━━━ AVAILABLE RECORDS

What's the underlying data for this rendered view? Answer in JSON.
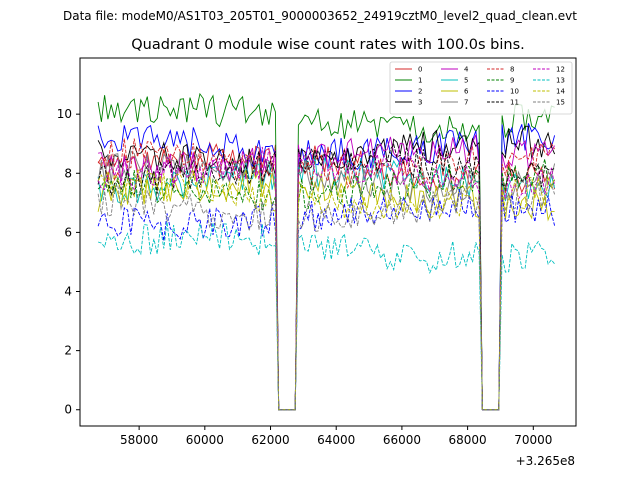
{
  "suptitle": "Data file: modeM0/AS1T03_205T01_9000003652_24919cztM0_level2_quad_clean.evt",
  "chart_data": {
    "type": "line",
    "title": "Quadrant 0 module wise count rates with 100.0s bins.",
    "xlabel": "",
    "ylabel": "",
    "x_offset_label": "+3.265e8",
    "x_offset": 326500000,
    "xlim": [
      56200,
      71300
    ],
    "ylim": [
      -0.55,
      11.9
    ],
    "x_ticks": [
      58000,
      60000,
      62000,
      64000,
      66000,
      68000,
      70000
    ],
    "x_tick_labels": [
      "58000",
      "60000",
      "62000",
      "64000",
      "66000",
      "68000",
      "70000"
    ],
    "y_ticks": [
      0,
      2,
      4,
      6,
      8,
      10
    ],
    "y_tick_labels": [
      "0",
      "2",
      "4",
      "6",
      "8",
      "10"
    ],
    "x_start": 56750,
    "bin": 100,
    "segments": [
      [
        56750,
        62150
      ],
      [
        62850,
        68350
      ],
      [
        69050,
        70650
      ]
    ],
    "gaps": [
      [
        62150,
        62850
      ],
      [
        68350,
        69050
      ]
    ],
    "legend_position": "top-right",
    "legend_columns": 4,
    "series": [
      {
        "name": "0",
        "mean": 8.2,
        "color": "#d62728",
        "dash": "solid"
      },
      {
        "name": "1",
        "mean": 9.9,
        "color": "#008000",
        "dash": "solid"
      },
      {
        "name": "2",
        "mean": 9.0,
        "color": "#0000ff",
        "dash": "solid"
      },
      {
        "name": "3",
        "mean": 8.7,
        "color": "#000000",
        "dash": "solid"
      },
      {
        "name": "4",
        "mean": 8.5,
        "color": "#bf00bf",
        "dash": "solid"
      },
      {
        "name": "5",
        "mean": 7.7,
        "color": "#00bfbf",
        "dash": "solid"
      },
      {
        "name": "6",
        "mean": 7.3,
        "color": "#bfbf00",
        "dash": "solid"
      },
      {
        "name": "7",
        "mean": 7.9,
        "color": "#7f7f7f",
        "dash": "solid"
      },
      {
        "name": "8",
        "mean": 8.4,
        "color": "#d62728",
        "dash": "dashed"
      },
      {
        "name": "9",
        "mean": 7.6,
        "color": "#008000",
        "dash": "dashed"
      },
      {
        "name": "10",
        "mean": 6.6,
        "color": "#0000ff",
        "dash": "dashed"
      },
      {
        "name": "11",
        "mean": 8.1,
        "color": "#000000",
        "dash": "dashed"
      },
      {
        "name": "12",
        "mean": 8.0,
        "color": "#bf00bf",
        "dash": "dashed"
      },
      {
        "name": "13",
        "mean": 5.5,
        "color": "#00bfbf",
        "dash": "dashed"
      },
      {
        "name": "14",
        "mean": 7.3,
        "color": "#bfbf00",
        "dash": "dashed"
      },
      {
        "name": "15",
        "mean": 6.9,
        "color": "#7f7f7f",
        "dash": "dashed"
      }
    ]
  }
}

━━━━━━

- WHAT THE EXERCISE ASKS -
Repeat every record precisely. Any picture among them stays out of the copy.

- RESULT OF THE TASK -
What's the underlying data for this rendered view? Answer in JSON.
{
  "suptitle": "Data file: modeM0/AS1T03_205T01_9000003652_24919cztM0_level2_quad_clean.evt",
  "chart_data": {
    "type": "line",
    "title": "Quadrant 0 module wise count rates with 100.0s bins.",
    "xlabel": "",
    "ylabel": "",
    "x_offset_label": "+3.265e8",
    "x_offset": 326500000,
    "xlim": [
      56200,
      71300
    ],
    "ylim": [
      -0.55,
      11.9
    ],
    "x_ticks": [
      58000,
      60000,
      62000,
      64000,
      66000,
      68000,
      70000
    ],
    "x_tick_labels": [
      "58000",
      "60000",
      "62000",
      "64000",
      "66000",
      "68000",
      "70000"
    ],
    "y_ticks": [
      0,
      2,
      4,
      6,
      8,
      10
    ],
    "y_tick_labels": [
      "0",
      "2",
      "4",
      "6",
      "8",
      "10"
    ],
    "x_start": 56750,
    "bin": 100,
    "segments": [
      [
        56750,
        62150
      ],
      [
        62850,
        68350
      ],
      [
        69050,
        70650
      ]
    ],
    "gaps": [
      [
        62150,
        62850
      ],
      [
        68350,
        69050
      ]
    ],
    "legend_position": "top-right",
    "legend_columns": 4,
    "series": [
      {
        "name": "0",
        "mean": 8.2,
        "color": "#d62728",
        "dash": "solid"
      },
      {
        "name": "1",
        "mean": 9.9,
        "color": "#008000",
        "dash": "solid"
      },
      {
        "name": "2",
        "mean": 9.0,
        "color": "#0000ff",
        "dash": "solid"
      },
      {
        "name": "3",
        "mean": 8.7,
        "color": "#000000",
        "dash": "solid"
      },
      {
        "name": "4",
        "mean": 8.5,
        "color": "#bf00bf",
        "dash": "solid"
      },
      {
        "name": "5",
        "mean": 7.7,
        "color": "#00bfbf",
        "dash": "solid"
      },
      {
        "name": "6",
        "mean": 7.3,
        "color": "#bfbf00",
        "dash": "solid"
      },
      {
        "name": "7",
        "mean": 7.9,
        "color": "#7f7f7f",
        "dash": "solid"
      },
      {
        "name": "8",
        "mean": 8.4,
        "color": "#d62728",
        "dash": "dashed"
      },
      {
        "name": "9",
        "mean": 7.6,
        "color": "#008000",
        "dash": "dashed"
      },
      {
        "name": "10",
        "mean": 6.6,
        "color": "#0000ff",
        "dash": "dashed"
      },
      {
        "name": "11",
        "mean": 8.1,
        "color": "#000000",
        "dash": "dashed"
      },
      {
        "name": "12",
        "mean": 8.0,
        "color": "#bf00bf",
        "dash": "dashed"
      },
      {
        "name": "13",
        "mean": 5.5,
        "color": "#00bfbf",
        "dash": "dashed"
      },
      {
        "name": "14",
        "mean": 7.3,
        "color": "#bfbf00",
        "dash": "dashed"
      },
      {
        "name": "15",
        "mean": 6.9,
        "color": "#7f7f7f",
        "dash": "dashed"
      }
    ]
  }
}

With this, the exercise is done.